**REQUIREMENT:** Filter the data for lines with the word "United", then copy every line so identified.

[Data items]
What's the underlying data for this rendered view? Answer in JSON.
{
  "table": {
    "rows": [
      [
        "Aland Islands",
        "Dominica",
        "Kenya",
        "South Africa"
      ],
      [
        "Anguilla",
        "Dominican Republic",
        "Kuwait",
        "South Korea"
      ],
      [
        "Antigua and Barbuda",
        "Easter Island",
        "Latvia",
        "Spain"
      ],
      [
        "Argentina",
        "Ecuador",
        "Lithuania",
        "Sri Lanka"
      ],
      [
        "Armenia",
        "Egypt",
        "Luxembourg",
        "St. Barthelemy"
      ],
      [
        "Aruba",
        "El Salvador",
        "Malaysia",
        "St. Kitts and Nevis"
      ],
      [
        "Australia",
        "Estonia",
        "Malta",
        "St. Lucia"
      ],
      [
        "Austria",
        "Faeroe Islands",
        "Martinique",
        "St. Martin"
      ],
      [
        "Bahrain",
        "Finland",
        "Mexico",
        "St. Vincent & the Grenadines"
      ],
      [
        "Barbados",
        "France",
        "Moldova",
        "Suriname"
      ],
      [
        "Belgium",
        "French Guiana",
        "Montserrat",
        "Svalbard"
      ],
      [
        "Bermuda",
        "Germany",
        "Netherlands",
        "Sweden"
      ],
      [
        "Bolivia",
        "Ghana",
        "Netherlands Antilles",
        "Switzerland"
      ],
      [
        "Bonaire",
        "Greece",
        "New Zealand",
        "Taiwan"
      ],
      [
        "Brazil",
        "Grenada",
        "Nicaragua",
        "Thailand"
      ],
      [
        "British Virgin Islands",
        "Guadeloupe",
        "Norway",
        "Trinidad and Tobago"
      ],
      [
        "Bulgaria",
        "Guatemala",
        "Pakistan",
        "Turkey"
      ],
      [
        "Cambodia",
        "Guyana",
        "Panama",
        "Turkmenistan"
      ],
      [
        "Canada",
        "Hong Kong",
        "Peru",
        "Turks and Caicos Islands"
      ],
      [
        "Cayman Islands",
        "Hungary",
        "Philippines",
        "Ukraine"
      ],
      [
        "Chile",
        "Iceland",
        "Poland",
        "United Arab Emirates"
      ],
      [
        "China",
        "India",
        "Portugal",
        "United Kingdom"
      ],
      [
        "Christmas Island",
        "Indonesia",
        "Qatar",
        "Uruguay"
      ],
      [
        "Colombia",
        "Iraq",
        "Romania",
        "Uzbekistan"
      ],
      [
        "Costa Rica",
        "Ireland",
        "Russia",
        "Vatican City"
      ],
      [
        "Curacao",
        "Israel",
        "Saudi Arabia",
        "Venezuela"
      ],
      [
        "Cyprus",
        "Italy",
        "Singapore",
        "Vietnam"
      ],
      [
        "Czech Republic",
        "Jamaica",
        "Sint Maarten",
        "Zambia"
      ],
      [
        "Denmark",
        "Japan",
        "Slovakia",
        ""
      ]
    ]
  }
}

**CORRECT ANSWER:**
        "United Arab Emirates"
        "United Kingdom"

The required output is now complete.